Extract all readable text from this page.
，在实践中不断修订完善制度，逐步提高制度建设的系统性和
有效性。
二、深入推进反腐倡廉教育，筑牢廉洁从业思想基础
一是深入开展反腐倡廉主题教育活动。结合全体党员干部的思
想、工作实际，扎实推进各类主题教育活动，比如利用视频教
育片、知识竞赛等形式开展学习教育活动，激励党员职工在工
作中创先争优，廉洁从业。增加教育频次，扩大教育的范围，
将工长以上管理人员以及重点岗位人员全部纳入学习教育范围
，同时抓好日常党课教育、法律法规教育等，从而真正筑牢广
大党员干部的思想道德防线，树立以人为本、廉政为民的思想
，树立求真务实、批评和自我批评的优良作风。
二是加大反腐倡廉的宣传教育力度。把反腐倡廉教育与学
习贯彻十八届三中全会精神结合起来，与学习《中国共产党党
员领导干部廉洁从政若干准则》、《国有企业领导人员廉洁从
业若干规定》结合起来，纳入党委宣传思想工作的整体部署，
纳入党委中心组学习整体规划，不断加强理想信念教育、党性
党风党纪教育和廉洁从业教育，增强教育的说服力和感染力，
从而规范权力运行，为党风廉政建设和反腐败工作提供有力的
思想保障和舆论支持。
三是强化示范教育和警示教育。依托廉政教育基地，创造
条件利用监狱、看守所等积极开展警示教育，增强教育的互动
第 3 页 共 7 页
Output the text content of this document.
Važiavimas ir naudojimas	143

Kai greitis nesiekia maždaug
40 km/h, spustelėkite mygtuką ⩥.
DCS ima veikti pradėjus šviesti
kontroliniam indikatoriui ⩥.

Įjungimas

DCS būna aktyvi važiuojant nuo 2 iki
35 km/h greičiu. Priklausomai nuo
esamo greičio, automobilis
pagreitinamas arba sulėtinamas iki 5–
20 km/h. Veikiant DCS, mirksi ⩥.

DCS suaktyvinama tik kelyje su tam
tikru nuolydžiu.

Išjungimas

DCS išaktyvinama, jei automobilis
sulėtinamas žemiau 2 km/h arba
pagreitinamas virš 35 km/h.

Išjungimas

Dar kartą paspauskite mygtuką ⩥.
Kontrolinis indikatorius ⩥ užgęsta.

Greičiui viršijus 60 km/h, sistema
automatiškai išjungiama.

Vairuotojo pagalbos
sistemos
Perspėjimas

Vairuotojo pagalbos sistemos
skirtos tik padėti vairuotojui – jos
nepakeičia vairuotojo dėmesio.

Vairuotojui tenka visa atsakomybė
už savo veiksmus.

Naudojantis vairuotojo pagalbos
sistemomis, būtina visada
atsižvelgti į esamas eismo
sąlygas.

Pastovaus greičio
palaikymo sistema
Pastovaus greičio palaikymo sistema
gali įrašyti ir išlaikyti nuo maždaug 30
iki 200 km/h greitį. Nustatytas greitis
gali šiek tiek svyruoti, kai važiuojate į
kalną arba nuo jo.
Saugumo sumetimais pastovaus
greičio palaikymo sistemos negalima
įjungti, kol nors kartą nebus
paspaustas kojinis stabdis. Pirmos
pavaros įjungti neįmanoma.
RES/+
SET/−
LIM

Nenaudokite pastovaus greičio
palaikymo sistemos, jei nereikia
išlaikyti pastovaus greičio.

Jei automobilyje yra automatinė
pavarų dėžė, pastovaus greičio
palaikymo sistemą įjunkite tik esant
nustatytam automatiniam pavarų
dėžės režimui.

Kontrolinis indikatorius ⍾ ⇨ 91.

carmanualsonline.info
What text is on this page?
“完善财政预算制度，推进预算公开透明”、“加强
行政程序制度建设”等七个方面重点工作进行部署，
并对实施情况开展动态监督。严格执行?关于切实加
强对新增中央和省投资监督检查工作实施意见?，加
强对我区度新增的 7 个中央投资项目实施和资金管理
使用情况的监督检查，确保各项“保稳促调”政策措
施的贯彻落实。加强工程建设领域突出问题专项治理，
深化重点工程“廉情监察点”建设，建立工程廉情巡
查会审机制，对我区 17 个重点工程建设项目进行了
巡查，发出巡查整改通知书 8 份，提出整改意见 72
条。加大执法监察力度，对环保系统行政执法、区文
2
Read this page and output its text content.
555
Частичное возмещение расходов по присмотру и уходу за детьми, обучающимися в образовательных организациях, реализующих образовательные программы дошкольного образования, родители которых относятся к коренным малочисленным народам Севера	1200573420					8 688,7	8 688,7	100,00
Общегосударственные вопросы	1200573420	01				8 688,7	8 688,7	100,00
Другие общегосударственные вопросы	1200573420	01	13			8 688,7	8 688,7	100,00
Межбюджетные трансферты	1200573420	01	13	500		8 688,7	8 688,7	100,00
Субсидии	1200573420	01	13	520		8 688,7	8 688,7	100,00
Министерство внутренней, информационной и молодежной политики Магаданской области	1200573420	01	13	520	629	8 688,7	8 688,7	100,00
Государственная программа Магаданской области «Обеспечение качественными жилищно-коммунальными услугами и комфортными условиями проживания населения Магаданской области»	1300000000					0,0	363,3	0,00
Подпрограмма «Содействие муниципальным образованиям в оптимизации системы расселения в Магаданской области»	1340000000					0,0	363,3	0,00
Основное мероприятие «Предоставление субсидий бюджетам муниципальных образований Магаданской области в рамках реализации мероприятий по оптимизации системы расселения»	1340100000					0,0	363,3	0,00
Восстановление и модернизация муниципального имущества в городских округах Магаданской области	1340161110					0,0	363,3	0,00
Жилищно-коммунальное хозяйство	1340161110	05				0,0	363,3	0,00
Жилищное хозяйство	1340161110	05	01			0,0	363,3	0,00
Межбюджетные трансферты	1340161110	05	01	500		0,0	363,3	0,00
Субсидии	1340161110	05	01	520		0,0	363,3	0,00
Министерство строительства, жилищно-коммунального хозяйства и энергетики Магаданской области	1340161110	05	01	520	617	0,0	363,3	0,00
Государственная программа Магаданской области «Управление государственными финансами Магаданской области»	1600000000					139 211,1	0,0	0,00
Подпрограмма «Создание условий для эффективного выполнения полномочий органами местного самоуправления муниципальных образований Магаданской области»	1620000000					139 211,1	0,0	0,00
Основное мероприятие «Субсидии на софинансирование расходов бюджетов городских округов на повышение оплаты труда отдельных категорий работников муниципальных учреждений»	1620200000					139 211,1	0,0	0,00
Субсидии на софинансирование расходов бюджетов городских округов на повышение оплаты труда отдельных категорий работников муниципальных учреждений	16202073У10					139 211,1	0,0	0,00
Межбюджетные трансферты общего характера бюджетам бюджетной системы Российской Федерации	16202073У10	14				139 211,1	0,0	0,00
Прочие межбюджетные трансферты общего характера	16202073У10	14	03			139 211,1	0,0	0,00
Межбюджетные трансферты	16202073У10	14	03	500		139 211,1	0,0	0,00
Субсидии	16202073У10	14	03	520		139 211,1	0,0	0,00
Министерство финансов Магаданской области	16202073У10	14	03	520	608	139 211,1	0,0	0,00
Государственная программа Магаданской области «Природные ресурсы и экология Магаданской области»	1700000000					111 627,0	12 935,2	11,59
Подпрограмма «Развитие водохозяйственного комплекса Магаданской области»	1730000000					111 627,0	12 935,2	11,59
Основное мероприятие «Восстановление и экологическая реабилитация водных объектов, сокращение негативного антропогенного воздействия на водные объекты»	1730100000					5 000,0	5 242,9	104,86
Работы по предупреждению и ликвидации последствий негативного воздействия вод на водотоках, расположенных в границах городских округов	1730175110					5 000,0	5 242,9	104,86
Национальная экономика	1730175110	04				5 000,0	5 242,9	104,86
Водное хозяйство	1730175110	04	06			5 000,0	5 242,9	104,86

━━━━

Give back all the data exactly as written.

§ Solution to the problem
Extract all readable text from this page.
，在实践中不断修订完善制度，逐步提高制度建设的系统性和
有效性。
二、深入推进反腐倡廉教育，筑牢廉洁从业思想基础
一是深入开展反腐倡廉主题教育活动。结合全体党员干部的思
想、工作实际，扎实推进各类主题教育活动，比如利用视频教
育片、知识竞赛等形式开展学习教育活动，激励党员职工在工
作中创先争优，廉洁从业。增加教育频次，扩大教育的范围，
将工长以上管理人员以及重点岗位人员全部纳入学习教育范围
，同时抓好日常党课教育、法律法规教育等，从而真正筑牢广
大党员干部的思想道德防线，树立以人为本、廉政为民的思想
，树立求真务实、批评和自我批评的优良作风。
二是加大反腐倡廉的宣传教育力度。把反腐倡廉教育与学
习贯彻十八届三中全会精神结合起来，与学习《中国共产党党
员领导干部廉洁从政若干准则》、《国有企业领导人员廉洁从
业若干规定》结合起来，纳入党委宣传思想工作的整体部署，
纳入党委中心组学习整体规划，不断加强理想信念教育、党性
党风党纪教育和廉洁从业教育，增强教育的说服力和感染力，
从而规范权力运行，为党风廉政建设和反腐败工作提供有力的
思想保障和舆论支持。
三是强化示范教育和警示教育。依托廉政教育基地，创造
条件利用监狱、看守所等积极开展警示教育，增强教育的互动
第 3 页 共 7 页
Output the text content of this document.
Važiavimas ir naudojimas	143

Kai greitis nesiekia maždaug
40 km/h, spustelėkite mygtuką ⩥.
DCS ima veikti pradėjus šviesti
kontroliniam indikatoriui ⩥.

Įjungimas

DCS būna aktyvi važiuojant nuo 2 iki
35 km/h greičiu. Priklausomai nuo
esamo greičio, automobilis
pagreitinamas arba sulėtinamas iki 5–
20 km/h. Veikiant DCS, mirksi ⩥.

DCS suaktyvinama tik kelyje su tam
tikru nuolydžiu.

Išjungimas

DCS išaktyvinama, jei automobilis
sulėtinamas žemiau 2 km/h arba
pagreitinamas virš 35 km/h.

Išjungimas

Dar kartą paspauskite mygtuką ⩥.
Kontrolinis indikatorius ⩥ užgęsta.

Greičiui viršijus 60 km/h, sistema
automatiškai išjungiama.

Vairuotojo pagalbos
sistemos
Perspėjimas

Vairuotojo pagalbos sistemos
skirtos tik padėti vairuotojui – jos
nepakeičia vairuotojo dėmesio.

Vairuotojui tenka visa atsakomybė
už savo veiksmus.

Naudojantis vairuotojo pagalbos
sistemomis, būtina visada
atsižvelgti į esamas eismo
sąlygas.

Pastovaus greičio
palaikymo sistema
Pastovaus greičio palaikymo sistema
gali įrašyti ir išlaikyti nuo maždaug 30
iki 200 km/h greitį. Nustatytas greitis
gali šiek tiek svyruoti, kai važiuojate į
kalną arba nuo jo.
Saugumo sumetimais pastovaus
greičio palaikymo sistemos negalima
įjungti, kol nors kartą nebus
paspaustas kojinis stabdis. Pirmos
pavaros įjungti neįmanoma.
RES/+
SET/−
LIM

Nenaudokite pastovaus greičio
palaikymo sistemos, jei nereikia
išlaikyti pastovaus greičio.

Jei automobilyje yra automatinė
pavarų dėžė, pastovaus greičio
palaikymo sistemą įjunkite tik esant
nustatytam automatiniam pavarų
dėžės režimui.

Kontrolinis indikatorius ⍾ ⇨ 91.

carmanualsonline.info
What text is on this page?
“完善财政预算制度，推进预算公开透明”、“加强
行政程序制度建设”等七个方面重点工作进行部署，
并对实施情况开展动态监督。严格执行?关于切实加
强对新增中央和省投资监督检查工作实施意见?，加
强对我区度新增的 7 个中央投资项目实施和资金管理
使用情况的监督检查，确保各项“保稳促调”政策措
施的贯彻落实。加强工程建设领域突出问题专项治理，
深化重点工程“廉情监察点”建设，建立工程廉情巡
查会审机制，对我区 17 个重点工程建设项目进行了
巡查，发出巡查整改通知书 8 份，提出整改意见 72
条。加大执法监察力度，对环保系统行政执法、区文
2
Read this page and output its text content.
555
Частичное возмещение расходов по присмотру и уходу за детьми, обучающимися в образовательных организациях, реализующих образовательные программы дошкольного образования, родители которых относятся к коренным малочисленным народам Севера	1200573420					8 688,7	8 688,7	100,00
Общегосударственные вопросы	1200573420	01				8 688,7	8 688,7	100,00
Другие общегосударственные вопросы	1200573420	01	13			8 688,7	8 688,7	100,00
Межбюджетные трансферты	1200573420	01	13	500		8 688,7	8 688,7	100,00
Субсидии	1200573420	01	13	520		8 688,7	8 688,7	100,00
Министерство внутренней, информационной и молодежной политики Магаданской области	1200573420	01	13	520	629	8 688,7	8 688,7	100,00
Государственная программа Магаданской области «Обеспечение качественными жилищно-коммунальными услугами и комфортными условиями проживания населения Магаданской области»	1300000000					0,0	363,3	0,00
Подпрограмма «Содействие муниципальным образованиям в оптимизации системы расселения в Магаданской области»	1340000000					0,0	363,3	0,00
Основное мероприятие «Предоставление субсидий бюджетам муниципальных образований Магаданской области в рамках реализации мероприятий по оптимизации системы расселения»	1340100000					0,0	363,3	0,00
Восстановление и модернизация муниципального имущества в городских округах Магаданской области	1340161110					0,0	363,3	0,00
Жилищно-коммунальное хозяйство	1340161110	05				0,0	363,3	0,00
Жилищное хозяйство	1340161110	05	01			0,0	363,3	0,00
Межбюджетные трансферты	1340161110	05	01	500		0,0	363,3	0,00
Субсидии	1340161110	05	01	520		0,0	363,3	0,00
Министерство строительства, жилищно-коммунального хозяйства и энергетики Магаданской области	1340161110	05	01	520	617	0,0	363,3	0,00
Государственная программа Магаданской области «Управление государственными финансами Магаданской области»	1600000000					139 211,1	0,0	0,00
Подпрограмма «Создание условий для эффективного выполнения полномочий органами местного самоуправления муниципальных образований Магаданской области»	1620000000					139 211,1	0,0	0,00
Основное мероприятие «Субсидии на софинансирование расходов бюджетов городских округов на повышение оплаты труда отдельных категорий работников муниципальных учреждений»	1620200000					139 211,1	0,0	0,00
Субсидии на софинансирование расходов бюджетов городских округов на повышение оплаты труда отдельных категорий работников муниципальных учреждений	16202073У10					139 211,1	0,0	0,00
Межбюджетные трансферты общего характера бюджетам бюджетной системы Российской Федерации	16202073У10	14				139 211,1	0,0	0,00
Прочие межбюджетные трансферты общего характера	16202073У10	14	03			139 211,1	0,0	0,00
Межбюджетные трансферты	16202073У10	14	03	500		139 211,1	0,0	0,00
Субсидии	16202073У10	14	03	520		139 211,1	0,0	0,00
Министерство финансов Магаданской области	16202073У10	14	03	520	608	139 211,1	0,0	0,00
Государственная программа Магаданской области «Природные ресурсы и экология Магаданской области»	1700000000					111 627,0	12 935,2	11,59
Подпрограмма «Развитие водохозяйственного комплекса Магаданской области»	1730000000					111 627,0	12 935,2	11,59
Основное мероприятие «Восстановление и экологическая реабилитация водных объектов, сокращение негативного антропогенного воздействия на водные объекты»	1730100000					5 000,0	5 242,9	104,86
Работы по предупреждению и ликвидации последствий негативного воздействия вод на водотоках, расположенных в границах городских округов	1730175110					5 000,0	5 242,9	104,86
Национальная экономика	1730175110	04				5 000,0	5 242,9	104,86
Водное хозяйство	1730175110	04	06			5 000,0	5 242,9	104,86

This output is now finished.